→ Text block
──────────
# ECON408: Computational Methods in Macroeconomics

AR(1) Models and Ergodicity

Jesse Perla (University of British Columbia)

# Overview

## Motivation and Materials

-   In this lecture, we will introduce our first stochastic process, the
    **AR(1)** process
-   This is a simple, univariate process, but it is directly useful in
    many cases
-   We will also introduce the concept of **ergodicity** to help us
    understand long-run behavior
-   While this section is not directly introducing new economic models,
    it provides the backbone for our analysis of the wealth and income
    distribution

## Deterministic Processes

-   We have seen deterministic processes in previous lectures, e.g. the
    linear

    $$
    X_{t+1} = a X_t + b
    $$

    -   These are coupled with an initial condition $X_0$, which enables
        us to see the evolution of a variable
    -   The state variable, $X_t$, could be a vector
    -   The evolution could be non-linear $X_{t+1} = h(X_t)$, etc.

-   But many states in the real world involve randomness

## Materials

-   Adapted from QuantEcon lectures coauthored with John Stachurski and
    Thomas J. Sargent
    -   [AR1
        Processes](https://julia.quantecon.org/introduction_dynamics/ar1_processes.html)
    -   [LLN and
        CLT](https://julia.quantecon.org/tools_and_techniques/lln_clt.html)

In [1]:
using LaTeXStrings, LinearAlgebra, Plots, Statistics
using Random, StatsPlots, Distributions
using Plots.PlotMeasures
default(;legendfontsize=16, linewidth=2, tickfontsize=12,
         bottom_margin=15mm)
──────────
→ What this task involves
List every keyword argument set in the default call in the code of the AR(1) lecture notes, with the value each one receives.

→ Annotated element listings
──────────
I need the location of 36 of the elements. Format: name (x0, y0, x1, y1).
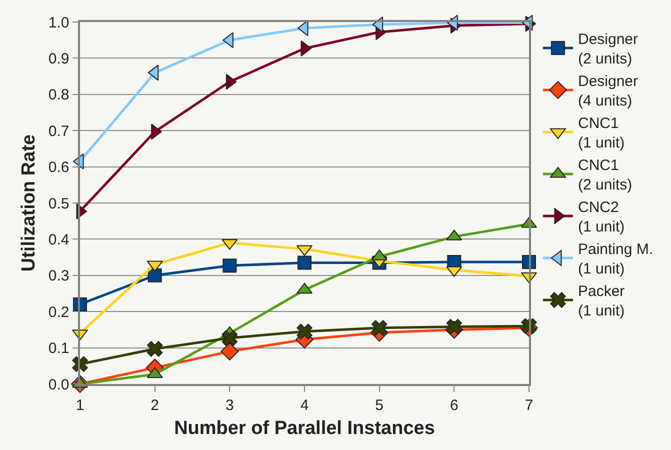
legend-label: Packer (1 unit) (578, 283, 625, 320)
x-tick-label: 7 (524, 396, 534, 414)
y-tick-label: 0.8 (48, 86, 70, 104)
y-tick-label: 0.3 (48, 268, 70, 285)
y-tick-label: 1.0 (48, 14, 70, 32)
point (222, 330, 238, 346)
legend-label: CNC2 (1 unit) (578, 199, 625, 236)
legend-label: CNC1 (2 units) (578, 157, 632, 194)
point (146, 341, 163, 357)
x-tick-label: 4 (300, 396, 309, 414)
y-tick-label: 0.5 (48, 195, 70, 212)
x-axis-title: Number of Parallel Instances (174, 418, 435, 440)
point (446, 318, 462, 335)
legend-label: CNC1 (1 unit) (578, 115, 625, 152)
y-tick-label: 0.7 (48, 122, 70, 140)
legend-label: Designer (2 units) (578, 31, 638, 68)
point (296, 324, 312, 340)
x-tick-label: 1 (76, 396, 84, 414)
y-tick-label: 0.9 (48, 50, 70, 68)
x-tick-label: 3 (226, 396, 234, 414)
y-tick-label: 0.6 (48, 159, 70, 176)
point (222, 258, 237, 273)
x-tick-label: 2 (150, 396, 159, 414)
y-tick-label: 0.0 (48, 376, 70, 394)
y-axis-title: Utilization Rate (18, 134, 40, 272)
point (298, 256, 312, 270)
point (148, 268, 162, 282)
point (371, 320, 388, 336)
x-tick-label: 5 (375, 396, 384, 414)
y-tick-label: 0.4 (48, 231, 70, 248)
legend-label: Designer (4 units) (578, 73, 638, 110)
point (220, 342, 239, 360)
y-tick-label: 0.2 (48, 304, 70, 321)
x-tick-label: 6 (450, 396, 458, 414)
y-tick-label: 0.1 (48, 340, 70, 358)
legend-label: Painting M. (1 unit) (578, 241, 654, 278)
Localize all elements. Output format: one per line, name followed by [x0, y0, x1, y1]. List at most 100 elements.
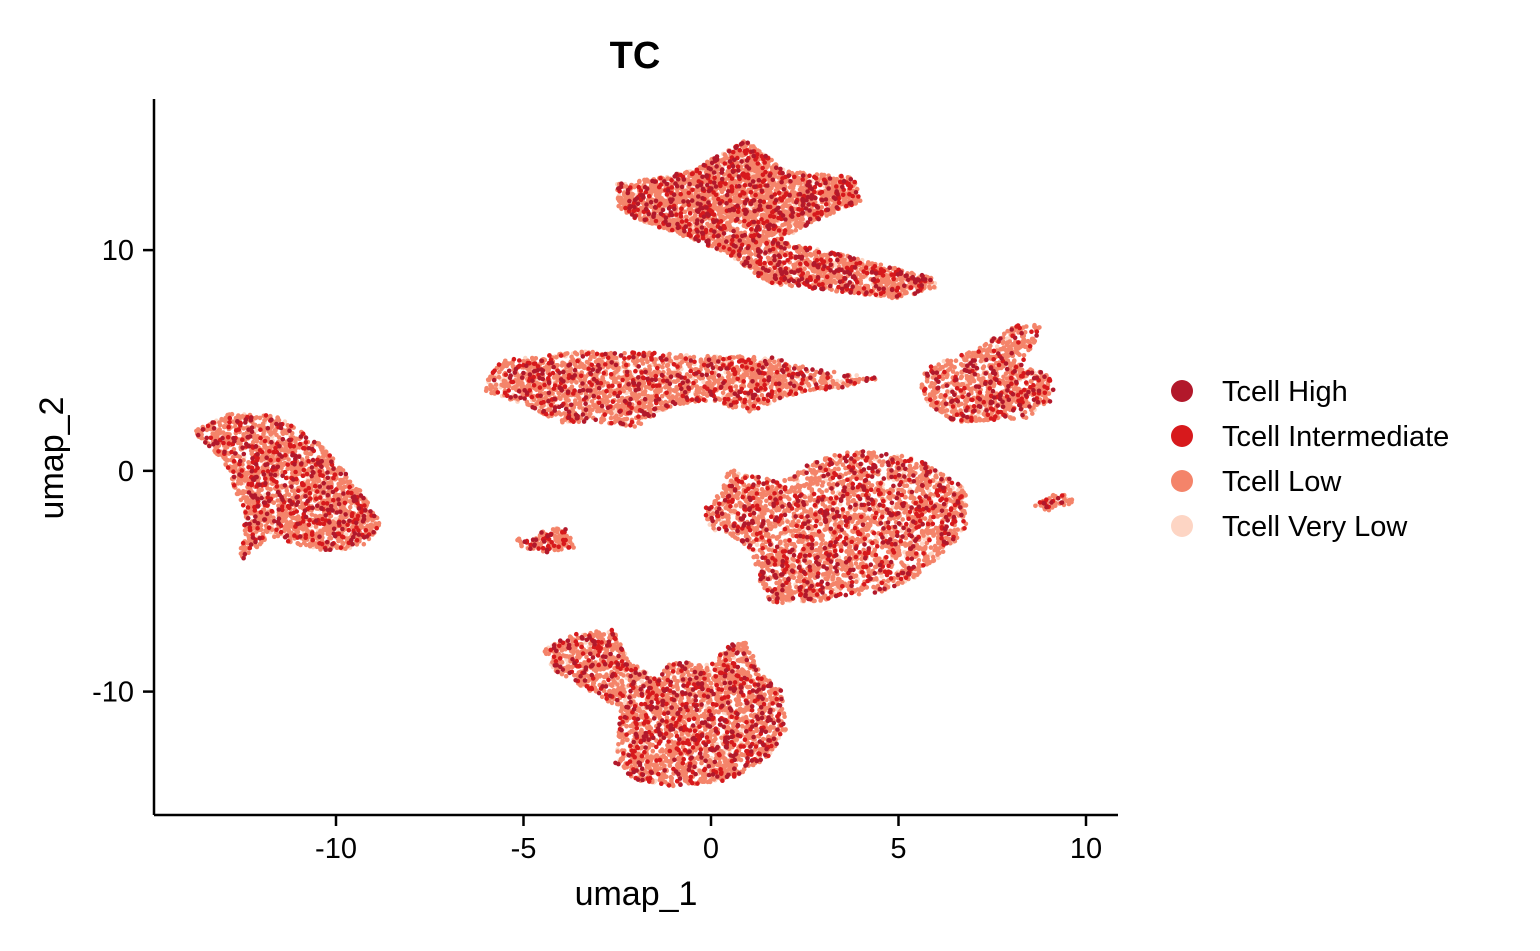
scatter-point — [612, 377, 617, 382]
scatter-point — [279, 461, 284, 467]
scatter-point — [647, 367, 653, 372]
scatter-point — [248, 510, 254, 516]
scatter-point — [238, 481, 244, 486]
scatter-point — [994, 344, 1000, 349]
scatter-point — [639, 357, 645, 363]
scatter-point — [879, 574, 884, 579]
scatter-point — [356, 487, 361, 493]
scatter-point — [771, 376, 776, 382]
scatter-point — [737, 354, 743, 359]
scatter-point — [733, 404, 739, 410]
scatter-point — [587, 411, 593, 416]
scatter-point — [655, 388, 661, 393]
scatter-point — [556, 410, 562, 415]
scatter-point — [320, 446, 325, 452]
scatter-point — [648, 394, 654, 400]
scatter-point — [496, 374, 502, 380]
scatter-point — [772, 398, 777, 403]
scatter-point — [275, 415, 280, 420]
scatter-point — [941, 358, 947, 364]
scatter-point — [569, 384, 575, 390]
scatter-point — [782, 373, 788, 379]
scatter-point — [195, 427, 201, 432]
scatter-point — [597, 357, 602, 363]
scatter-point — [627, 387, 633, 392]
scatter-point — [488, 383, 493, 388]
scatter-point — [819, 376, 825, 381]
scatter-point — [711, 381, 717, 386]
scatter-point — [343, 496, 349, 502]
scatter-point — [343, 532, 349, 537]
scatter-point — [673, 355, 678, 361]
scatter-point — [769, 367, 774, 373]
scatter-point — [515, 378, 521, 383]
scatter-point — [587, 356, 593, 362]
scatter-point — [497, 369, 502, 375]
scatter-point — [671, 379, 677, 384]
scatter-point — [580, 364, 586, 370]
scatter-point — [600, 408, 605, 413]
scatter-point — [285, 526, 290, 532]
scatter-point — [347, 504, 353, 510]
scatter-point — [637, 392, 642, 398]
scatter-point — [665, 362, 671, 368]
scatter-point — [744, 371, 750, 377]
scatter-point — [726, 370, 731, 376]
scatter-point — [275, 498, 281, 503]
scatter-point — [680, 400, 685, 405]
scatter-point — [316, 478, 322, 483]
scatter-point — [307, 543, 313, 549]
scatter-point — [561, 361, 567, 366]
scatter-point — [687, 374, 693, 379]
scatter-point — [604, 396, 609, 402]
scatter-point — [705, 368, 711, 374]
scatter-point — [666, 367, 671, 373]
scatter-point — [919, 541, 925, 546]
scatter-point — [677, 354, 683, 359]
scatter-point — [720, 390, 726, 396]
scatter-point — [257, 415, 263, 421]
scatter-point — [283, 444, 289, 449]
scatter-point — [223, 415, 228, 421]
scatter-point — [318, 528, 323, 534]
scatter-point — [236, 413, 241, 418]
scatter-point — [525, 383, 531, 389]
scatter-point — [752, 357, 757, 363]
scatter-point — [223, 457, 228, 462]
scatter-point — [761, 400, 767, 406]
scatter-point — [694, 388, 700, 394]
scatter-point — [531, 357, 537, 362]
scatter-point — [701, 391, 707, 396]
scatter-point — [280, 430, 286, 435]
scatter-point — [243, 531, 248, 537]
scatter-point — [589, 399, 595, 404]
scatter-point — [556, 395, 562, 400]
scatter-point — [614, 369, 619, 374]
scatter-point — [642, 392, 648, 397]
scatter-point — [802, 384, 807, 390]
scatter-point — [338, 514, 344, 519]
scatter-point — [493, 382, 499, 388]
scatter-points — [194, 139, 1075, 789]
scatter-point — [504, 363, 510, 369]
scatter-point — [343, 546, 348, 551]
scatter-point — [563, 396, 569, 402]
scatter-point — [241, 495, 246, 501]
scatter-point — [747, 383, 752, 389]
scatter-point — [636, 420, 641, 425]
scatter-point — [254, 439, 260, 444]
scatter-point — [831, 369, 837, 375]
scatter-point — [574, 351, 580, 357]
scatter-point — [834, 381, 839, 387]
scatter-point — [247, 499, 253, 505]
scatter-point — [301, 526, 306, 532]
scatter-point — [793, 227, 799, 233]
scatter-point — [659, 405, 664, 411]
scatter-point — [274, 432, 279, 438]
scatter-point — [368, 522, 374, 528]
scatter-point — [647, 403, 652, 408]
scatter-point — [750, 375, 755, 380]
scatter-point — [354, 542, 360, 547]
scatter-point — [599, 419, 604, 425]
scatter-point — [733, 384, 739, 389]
──────────
→ The reply
- legendfontsize=16
- linewidth=2
- tickfontsize=12
- bottom_margin=15mm